→ **SET PROBLEM**:
Reproduce each line that includes the word "Sønner".

→ **GIVEN DATA**:
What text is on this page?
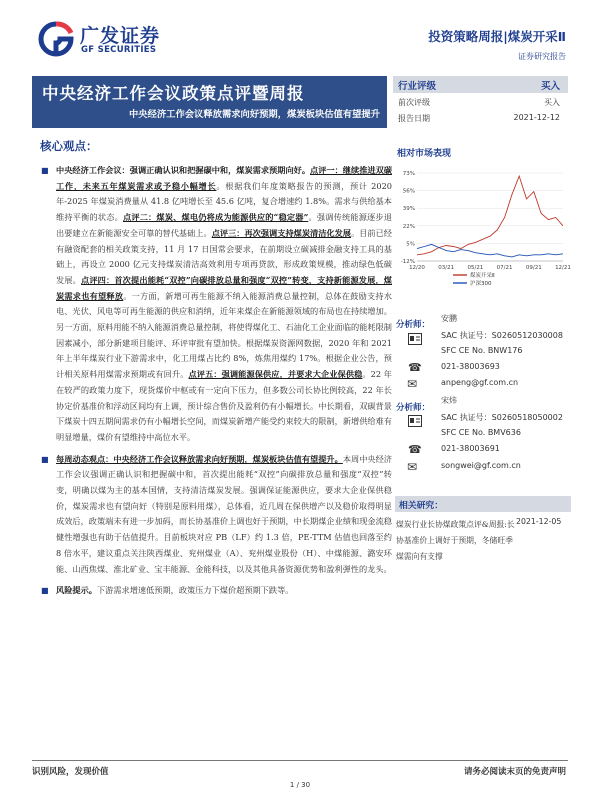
广发证券
GF SECURITIES
投资策略周报|煤炭开采Ⅱ
证券研究报告
中央经济工作会议政策点评暨周报
中央经济工作会议释放需求向好预期，煤炭板块估值有望提升
行业评级	买入
前次评级	买入
报告日期	2021-12-12
核心观点：

■ 中央经济工作会议：强调正确认识和把握碳中和，煤炭需求预期向好。点评一：继续推进双碳工作，未来五年煤炭需求或予稳小幅增长。根据我们年度策略报告的预测，预计 2020 年-2025 年煤炭消费量从 41.8 亿吨增长至 45.6 亿吨，复合增速约 1.8%。需求与供给基本维持平衡的状态。点评二：煤炭、煤电仍将成为能源供应的“稳定器”。强调传统能源逐步退出要建立在新能源安全可靠的替代基础上。点评三：再次强调支持煤炭清洁化发展。目前已经有融资配套的相关政策支持，11 月 17 日国常会要求，在前期设立碳减排金融支持工具的基础上，再设立 2000 亿元支持煤炭清洁高效利用专项再贷款，形成政策规模，推动绿色低碳发展。点评四：首次提出能耗“双控”向碳排放总量和强度“双控”转变，支持新能源发展，煤炭需求也有望释放。一方面，新增可再生能源不纳入能源消费总量控制，总体在鼓励支持水电、光伏、风电等可再生能源的供应和消纳，近年来煤企在新能源领域的布局也在持续增加。另一方面，原料用能不纳入能源消费总量控制，将使得煤化工、石油化工企业面临的能耗限制因素减小，部分新建项目能评、环评审批有望加快。根据煤炭资源网数据，2020 年和 2021 年上半年煤炭行业下游需求中，化工用煤占比约 8%，炼焦用煤约 17%。根据企业公告，预计相关原料用煤需求预期或有回升。点评五：强调能源保供应，并要求大企业保供稳。22 年在较严的政策力度下，现货煤价中枢或有一定向下压力，但多数公司长协比例较高，22 年长协定价基准价和浮动区间均有上调，预计综合售价及盈利仍有小幅增长。中长期看，双碳背景下煤炭十四五期间需求仍有小幅增长空间，而煤炭新增产能受约束较大的限制，新增供给难有明显增量，煤价有望维持中高位水平。

■ 每周动态观点：中央经济工作会议释放需求向好预期，煤炭板块估值有望提升。本周中央经济工作会议强调正确认识和把握碳中和，首次提出能耗“双控”向碳排放总量和强度“双控”转变，明确以煤为主的基本国情，支持清洁煤炭发展。强调保证能源供应，要求大企业保供稳价，煤炭需求也有望向好（特别是原料用煤），总体看，近几周在保供增产以及稳价取得明显成效后，政策端未有进一步加码，而长协基准价上调也好于预期，中长期煤企业绩和现金流稳健性增强也有助于估值提升。目前板块对应 PB（LF）约 1.3 倍，PE-TTM 估值也回落至约 8 倍水平，建议重点关注陕西煤业、兖州煤业（A）、兖州煤业股份（H）、中煤能源、潞安环能、山西焦煤、淮北矿业、宝丰能源、金能科技，以及其他具备资源优势和盈利弹性的龙头。

■ 风险提示。下游需求增速低预期，政策压力下煤价超预期下跌等。

相对市场表现
-12%
5%
22%
39%
56%
73%
12/20 03/21 05/21 07/21 09/21 12/21
煤炭开采Ⅱ
沪深300
分析师：
安鹏
SAC 执证号：S0260512030008
SFC CE No. BNW176
☎ 021-38003693
✉	anpeng@gf.com.cn
分析师：
宋炜
SAC 执证号：S0260518050002
SFC CE No. BMV636
☎ 021-38003691
✉	songwei@gf.com.cn
相关研究：
煤炭行业长协煤政策点评&周报:长协基准价上调好于预期，冬储旺季煤需向有支撑
2021-12-05
识别风险，发现价值	请务必阅读末页的免责声明
1 / 30
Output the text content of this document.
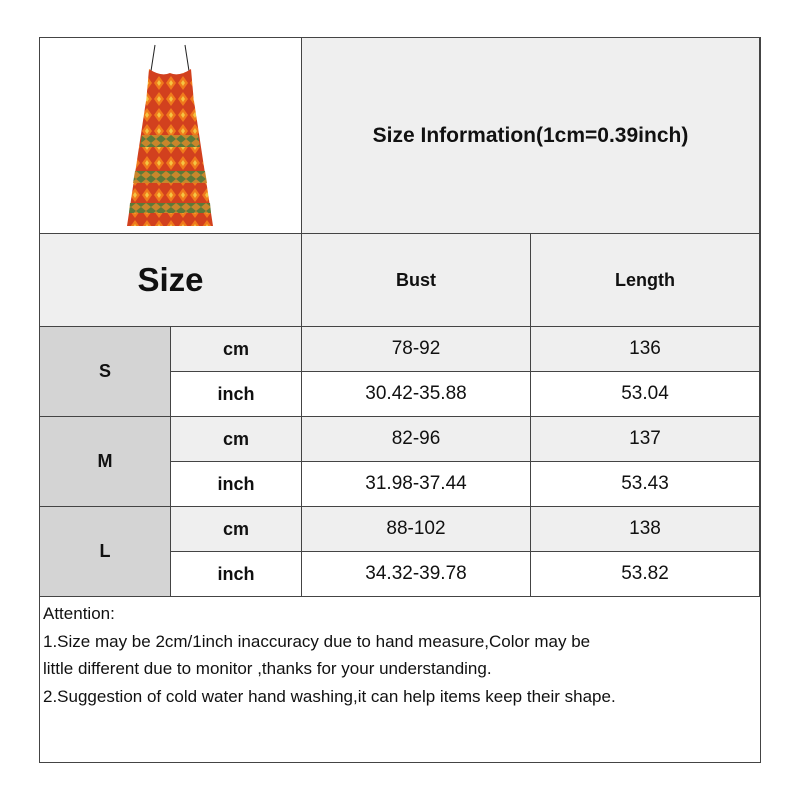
Size Information(1cm=0.39inch)
Size	Bust	Length
S
cm	78-92	136
inch	30.42-35.88	53.04
M
cm	82-96	137
inch	31.98-37.44	53.43
L
cm	88-102	138
inch	34.32-39.78	53.82
Attention:
1.Size may be 2cm/1inch inaccuracy due to hand measure,Color may be
little different due to monitor ,thanks for your understanding.
2.Suggestion of cold water hand washing,it can help items keep their shape.
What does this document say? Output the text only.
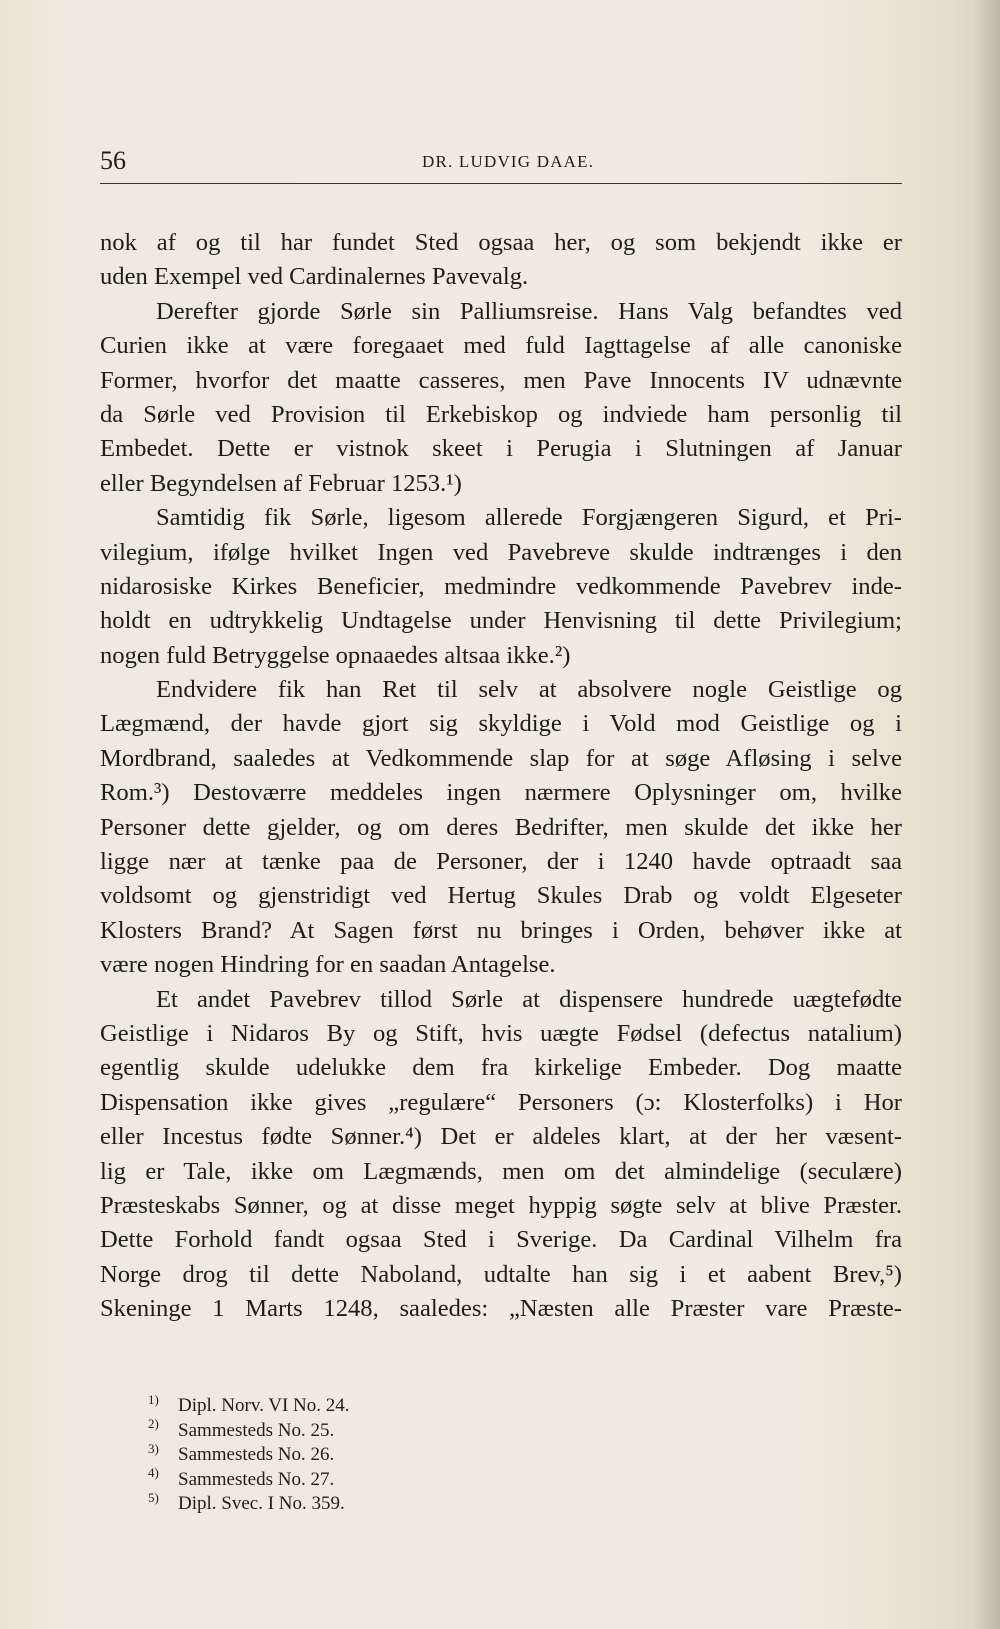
56	DR. LUDVIG DAAE.
nok af og til har fundet Sted ogsaa her, og som bekjendt ikke er
uden Exempel ved Cardinalernes Pavevalg.
Derefter gjorde Sørle sin Palliumsreise. Hans Valg befandtes ved
Curien ikke at være foregaaet med fuld Iagttagelse af alle canoniske
Former, hvorfor det maatte casseres, men Pave Innocents IV udnævnte
da Sørle ved Provision til Erkebiskop og indviede ham personlig til
Embedet. Dette er vistnok skeet i Perugia i Slutningen af Januar
eller Begyndelsen af Februar 1253.¹)
Samtidig fik Sørle, ligesom allerede Forgjængeren Sigurd, et Pri-
vilegium, ifølge hvilket Ingen ved Pavebreve skulde indtrænges i den
nidarosiske Kirkes Beneficier, medmindre vedkommende Pavebrev inde-
holdt en udtrykkelig Undtagelse under Henvisning til dette Privilegium;
nogen fuld Betryggelse opnaaedes altsaa ikke.²)
Endvidere fik han Ret til selv at absolvere nogle Geistlige og
Lægmænd, der havde gjort sig skyldige i Vold mod Geistlige og i
Mordbrand, saaledes at Vedkommende slap for at søge Afløsing i selve
Rom.³) Destoværre meddeles ingen nærmere Oplysninger om, hvilke
Personer dette gjelder, og om deres Bedrifter, men skulde det ikke her
ligge nær at tænke paa de Personer, der i 1240 havde optraadt saa
voldsomt og gjenstridigt ved Hertug Skules Drab og voldt Elgeseter
Klosters Brand? At Sagen først nu bringes i Orden, behøver ikke at
være nogen Hindring for en saadan Antagelse.
Et andet Pavebrev tillod Sørle at dispensere hundrede uægtefødte
Geistlige i Nidaros By og Stift, hvis uægte Fødsel (defectus natalium)
egentlig skulde udelukke dem fra kirkelige Embeder. Dog maatte
Dispensation ikke gives „regulære“ Personers (ɔ: Klosterfolks) i Hor
eller Incestus fødte Sønner.⁴) Det er aldeles klart, at der her væsent-
lig er Tale, ikke om Lægmænds, men om det almindelige (seculære)
Præsteskabs Sønner, og at disse meget hyppig søgte selv at blive Præster.
Dette Forhold fandt ogsaa Sted i Sverige. Da Cardinal Vilhelm fra
Norge drog til dette Naboland, udtalte han sig i et aabent Brev,⁵)
Skeninge 1 Marts 1248, saaledes: „Næsten alle Præster vare Præste-
1) Dipl. Norv. VI No. 24.
2) Sammesteds No. 25.
3) Sammesteds No. 26.
4) Sammesteds No. 27.
5) Dipl. Svec. I No. 359.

→ **SOLUTION TO THIS TASK**:
eller Incestus fødte Sønner.⁴) Det er aldeles klart, at der her væsent-
Præsteskabs Sønner, og at disse meget hyppig søgte selv at blive Præster.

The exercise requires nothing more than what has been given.